Design a Flower Bed with Color and Fragrance
By The National Gardening Association, Bob Beckstrom, Karan Davis Cutler, Kathleen Fisher, Phillip Giroux, Judy Glattstein, Mike MacCaskey, Bill Marken, Charlie Nardozzi, Sally Roth, Marcia Tatroe, Lance Walheim, and Ann Whitman from Gardening All-in-One For Dummies
When planning flower beds for a garden, pay attention to color, shape, height, and the texture of plants. Even fragrance can play a large part in flower bed design. Annuals vary in form as they develop. Some flowers grow tall; sunflowers, for example, reach heights of 8 to 10 feet. Other annuals, such as sweet alyssum and lobelia, prefer to hug the ground, making them perfect for trimming edges of beds and borders.
Contrary to what you may think, no rule specifically states that you must plant the shortest flowers in front and the tallest flowers in back. Annuals can quickly add height to a garden, with towering sunflowers or foxgloves creating screening or providing color at the back of the border. As you hike in the woods, notice how nature layers plants: tall trees, understory trees, large shrubs, ferns, and then ground cover plants carpeting the forest floor. Such complexity pleases the eye, and you can mimic that pattern by planting low-growing annuals in front and taller ones in the rear. You can blend annuals in with other plants to create this same effect in your garden beds.
Texture adds another element to the garden. For example, the droopy, chenille-like softness of love-lies-bleeding (Amaranthus caudatus) adds a striking note to a planting scheme; the feathery foliage of love-in-a-mist (Nigella damascena) knits together varied plantings in the front of a border.
Combining colors in a garden design
The color wheel that you studied in grade school comes in handy when planning your garden. You may recall that the color wheel is divided into the same colors and in the same order as a rainbow. Keep these color combinations in mind when designing your annual garden:
Primary colors: These three colors — red, blue, and yellow — are equidistant on the wheel. All other colors result from mixing these three.
Complementary colors: These pairs of colors are opposite each other on the wheel — orange and blue, yellow and violet, or red and green, for example. Complementary colors can be jarring if overused in mass plantings. Rather than alternating yellow marigolds and purple petunias in a large bed, consider intermixing yellow and orange marigolds, using purple sparingly as a bold accent color.

Data shown ▸
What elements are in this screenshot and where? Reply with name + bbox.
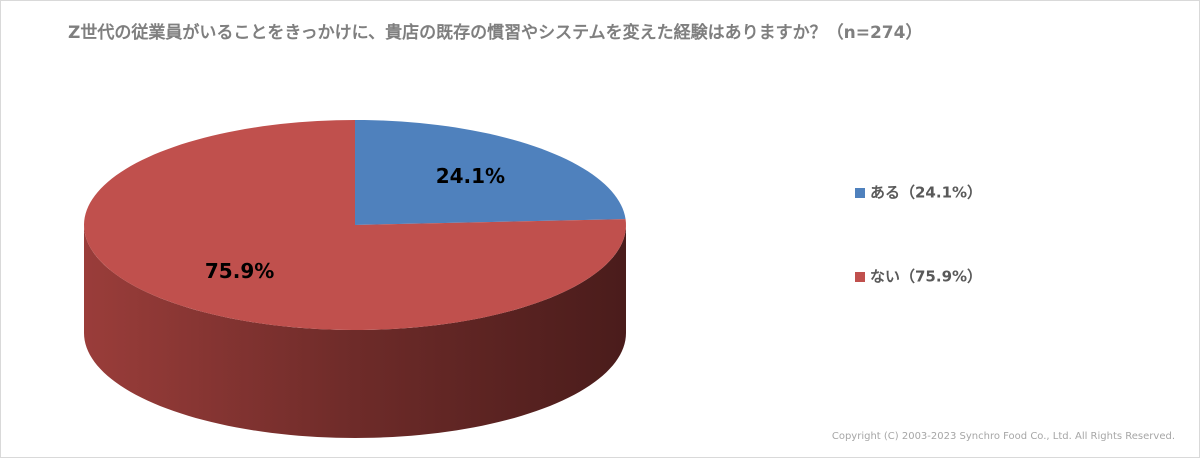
chart-title: Z世代の従業員がいることをきっかけに、貴店の既存の慣習やシステムを変えた経験はあ… [68,22,922,43]
legend-swatch [855,272,865,282]
value-label: 24.1% [436,164,505,188]
value-label: 75.9% [205,259,274,283]
slice-side [84,225,626,438]
legend-label: ない（75.9%） [870,268,982,286]
slice [355,120,626,225]
copyright: Copyright (C) 2003-2023 Synchro Food Co.… [832,431,1175,442]
legend-swatch [855,188,865,198]
slice [84,120,626,330]
legend-label: ある（24.1%） [870,184,982,202]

Stated exercise ▸ Output the part of the flower bed text between "Texture adds another" and "of a border.", inclusive, word for word. The lines are not needed for this.

Output below ▸
Texture adds another element to the garden. For example, the droopy, chenille-like softness of love-lies-bleeding (Amaranthus caudatus) adds a striking note to a planting scheme; the feathery foliage of love-in-a-mist (Nigella damascena) knits together varied plantings in the front of a border.